━━━ Records provided
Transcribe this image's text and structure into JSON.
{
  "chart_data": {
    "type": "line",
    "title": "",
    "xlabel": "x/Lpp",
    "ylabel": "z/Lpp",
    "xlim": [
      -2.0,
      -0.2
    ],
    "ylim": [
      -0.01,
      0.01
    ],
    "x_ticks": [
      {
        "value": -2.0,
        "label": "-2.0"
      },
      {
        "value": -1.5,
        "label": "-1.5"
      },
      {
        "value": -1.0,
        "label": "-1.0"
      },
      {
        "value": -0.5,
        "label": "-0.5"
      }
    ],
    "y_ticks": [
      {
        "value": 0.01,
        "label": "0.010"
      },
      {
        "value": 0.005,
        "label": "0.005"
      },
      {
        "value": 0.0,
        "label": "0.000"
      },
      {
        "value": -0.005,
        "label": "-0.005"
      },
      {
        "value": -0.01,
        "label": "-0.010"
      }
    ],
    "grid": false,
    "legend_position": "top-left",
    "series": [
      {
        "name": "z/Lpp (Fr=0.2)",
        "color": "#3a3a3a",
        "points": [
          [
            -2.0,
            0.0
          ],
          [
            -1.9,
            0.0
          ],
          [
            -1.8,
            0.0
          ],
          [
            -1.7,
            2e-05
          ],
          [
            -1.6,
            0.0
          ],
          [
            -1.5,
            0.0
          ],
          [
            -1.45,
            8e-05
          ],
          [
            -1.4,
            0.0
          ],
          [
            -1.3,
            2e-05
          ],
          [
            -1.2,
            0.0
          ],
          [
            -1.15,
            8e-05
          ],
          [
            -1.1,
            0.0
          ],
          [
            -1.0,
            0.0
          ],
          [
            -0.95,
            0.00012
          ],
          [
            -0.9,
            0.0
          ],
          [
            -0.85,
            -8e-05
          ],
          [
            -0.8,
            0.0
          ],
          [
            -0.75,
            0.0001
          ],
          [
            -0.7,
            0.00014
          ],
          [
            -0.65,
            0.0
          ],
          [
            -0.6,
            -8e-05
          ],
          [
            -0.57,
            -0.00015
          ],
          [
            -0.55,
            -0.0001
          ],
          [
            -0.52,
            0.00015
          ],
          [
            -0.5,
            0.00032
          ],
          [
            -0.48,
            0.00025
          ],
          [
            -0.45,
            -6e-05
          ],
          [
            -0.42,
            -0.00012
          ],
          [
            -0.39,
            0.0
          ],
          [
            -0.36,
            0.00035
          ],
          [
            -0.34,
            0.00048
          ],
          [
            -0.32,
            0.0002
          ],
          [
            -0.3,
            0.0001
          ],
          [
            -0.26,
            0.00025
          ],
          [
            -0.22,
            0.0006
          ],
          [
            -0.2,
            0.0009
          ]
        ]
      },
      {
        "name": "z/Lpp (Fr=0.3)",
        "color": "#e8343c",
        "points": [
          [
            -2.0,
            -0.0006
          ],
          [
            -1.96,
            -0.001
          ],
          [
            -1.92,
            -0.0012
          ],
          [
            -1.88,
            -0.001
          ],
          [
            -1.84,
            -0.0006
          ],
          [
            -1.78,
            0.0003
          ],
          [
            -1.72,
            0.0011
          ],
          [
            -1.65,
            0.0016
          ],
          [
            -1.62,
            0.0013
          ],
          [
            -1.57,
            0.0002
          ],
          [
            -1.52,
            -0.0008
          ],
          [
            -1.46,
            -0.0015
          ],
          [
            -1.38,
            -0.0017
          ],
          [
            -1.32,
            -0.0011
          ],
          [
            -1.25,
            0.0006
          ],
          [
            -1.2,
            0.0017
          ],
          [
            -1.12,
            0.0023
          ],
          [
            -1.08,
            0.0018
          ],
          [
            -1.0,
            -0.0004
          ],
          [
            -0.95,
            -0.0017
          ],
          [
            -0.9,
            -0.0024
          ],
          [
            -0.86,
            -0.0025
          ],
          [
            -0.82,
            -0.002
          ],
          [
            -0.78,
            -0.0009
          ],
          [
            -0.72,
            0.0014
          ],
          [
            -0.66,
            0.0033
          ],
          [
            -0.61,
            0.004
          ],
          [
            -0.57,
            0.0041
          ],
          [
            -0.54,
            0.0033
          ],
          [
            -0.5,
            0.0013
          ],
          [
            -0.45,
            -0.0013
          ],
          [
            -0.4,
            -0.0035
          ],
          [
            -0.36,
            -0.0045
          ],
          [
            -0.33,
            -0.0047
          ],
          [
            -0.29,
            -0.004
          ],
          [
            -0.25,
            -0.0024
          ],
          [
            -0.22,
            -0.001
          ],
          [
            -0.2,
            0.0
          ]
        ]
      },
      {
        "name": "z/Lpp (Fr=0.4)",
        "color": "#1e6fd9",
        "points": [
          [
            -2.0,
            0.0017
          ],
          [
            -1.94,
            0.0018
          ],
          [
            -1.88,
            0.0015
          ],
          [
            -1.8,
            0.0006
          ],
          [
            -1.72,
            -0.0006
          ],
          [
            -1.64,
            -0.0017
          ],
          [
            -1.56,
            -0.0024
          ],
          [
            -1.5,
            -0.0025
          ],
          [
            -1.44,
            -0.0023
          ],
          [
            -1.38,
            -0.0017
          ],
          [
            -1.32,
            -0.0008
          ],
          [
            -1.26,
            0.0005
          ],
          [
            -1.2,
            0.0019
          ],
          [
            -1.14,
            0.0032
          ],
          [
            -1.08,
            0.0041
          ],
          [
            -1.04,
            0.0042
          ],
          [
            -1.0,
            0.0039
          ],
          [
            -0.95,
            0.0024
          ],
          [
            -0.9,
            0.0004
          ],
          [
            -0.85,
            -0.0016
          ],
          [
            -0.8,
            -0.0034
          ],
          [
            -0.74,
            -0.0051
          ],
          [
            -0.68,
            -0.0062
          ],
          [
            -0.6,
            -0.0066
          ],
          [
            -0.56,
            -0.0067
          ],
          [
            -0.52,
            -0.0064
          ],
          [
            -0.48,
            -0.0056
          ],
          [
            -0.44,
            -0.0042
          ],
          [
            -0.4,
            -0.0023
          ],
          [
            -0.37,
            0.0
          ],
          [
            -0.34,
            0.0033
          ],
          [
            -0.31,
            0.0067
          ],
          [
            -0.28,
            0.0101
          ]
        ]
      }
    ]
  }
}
━━━━━━
**Written task**
Determine the number of lines in the listing that contain the string "name". Write that number and nothing else.

**Reply to the task**
3